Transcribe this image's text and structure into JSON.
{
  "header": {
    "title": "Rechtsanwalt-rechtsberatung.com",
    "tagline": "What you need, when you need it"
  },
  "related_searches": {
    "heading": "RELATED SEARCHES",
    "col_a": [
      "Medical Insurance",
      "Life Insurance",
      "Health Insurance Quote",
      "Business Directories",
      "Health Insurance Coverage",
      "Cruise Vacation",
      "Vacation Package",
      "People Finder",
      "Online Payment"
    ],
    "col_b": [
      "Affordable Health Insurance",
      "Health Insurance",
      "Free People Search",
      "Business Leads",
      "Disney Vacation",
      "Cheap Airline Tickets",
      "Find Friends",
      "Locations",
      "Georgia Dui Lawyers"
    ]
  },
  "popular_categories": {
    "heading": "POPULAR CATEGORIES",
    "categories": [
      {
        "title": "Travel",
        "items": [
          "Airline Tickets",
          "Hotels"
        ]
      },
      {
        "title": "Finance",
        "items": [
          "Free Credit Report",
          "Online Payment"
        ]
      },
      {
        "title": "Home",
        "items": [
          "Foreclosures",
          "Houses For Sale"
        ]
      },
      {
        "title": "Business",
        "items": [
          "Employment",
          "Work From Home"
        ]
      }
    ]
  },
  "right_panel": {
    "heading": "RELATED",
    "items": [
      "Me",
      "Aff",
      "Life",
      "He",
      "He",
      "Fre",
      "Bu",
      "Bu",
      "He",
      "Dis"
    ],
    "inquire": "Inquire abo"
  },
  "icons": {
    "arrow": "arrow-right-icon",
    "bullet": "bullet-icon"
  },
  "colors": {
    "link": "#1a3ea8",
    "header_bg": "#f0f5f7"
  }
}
——————————
→ **WHAT YOU ARE ASKED TO DO**:
Reproduce the material above without altering a single character.

→ **COMPLETED EXERCISE**:
Transcribe this image's text and structure into JSON.
{
  "header": {
    "title": "Rechtsanwalt-rechtsberatung.com",
    "tagline": "What you need, when you need it"
  },
  "related_searches": {
    "heading": "RELATED SEARCHES",
    "col_a": [
      "Medical Insurance",
      "Life Insurance",
      "Health Insurance Quote",
      "Business Directories",
      "Health Insurance Coverage",
      "Cruise Vacation",
      "Vacation Package",
      "People Finder",
      "Online Payment"
    ],
    "col_b": [
      "Affordable Health Insurance",
      "Health Insurance",
      "Free People Search",
      "Business Leads",
      "Disney Vacation",
      "Cheap Airline Tickets",
      "Find Friends",
      "Locations",
      "Georgia Dui Lawyers"
    ]
  },
  "popular_categories": {
    "heading": "POPULAR CATEGORIES",
    "categories": [
      {
        "title": "Travel",
        "items": [
          "Airline Tickets",
          "Hotels"
        ]
      },
      {
        "title": "Finance",
        "items": [
          "Free Credit Report",
          "Online Payment"
        ]
      },
      {
        "title": "Home",
        "items": [
          "Foreclosures",
          "Houses For Sale"
        ]
      },
      {
        "title": "Business",
        "items": [
          "Employment",
          "Work From Home"
        ]
      }
    ]
  },
  "right_panel": {
    "heading": "RELATED",
    "items": [
      "Me",
      "Aff",
      "Life",
      "He",
      "He",
      "Fre",
      "Bu",
      "Bu",
      "He",
      "Dis"
    ],
    "inquire": "Inquire abo"
  },
  "icons": {
    "arrow": "arrow-right-icon",
    "bullet": "bullet-icon"
  },
  "colors": {
    "link": "#1a3ea8",
    "header_bg": "#f0f5f7"
  }
}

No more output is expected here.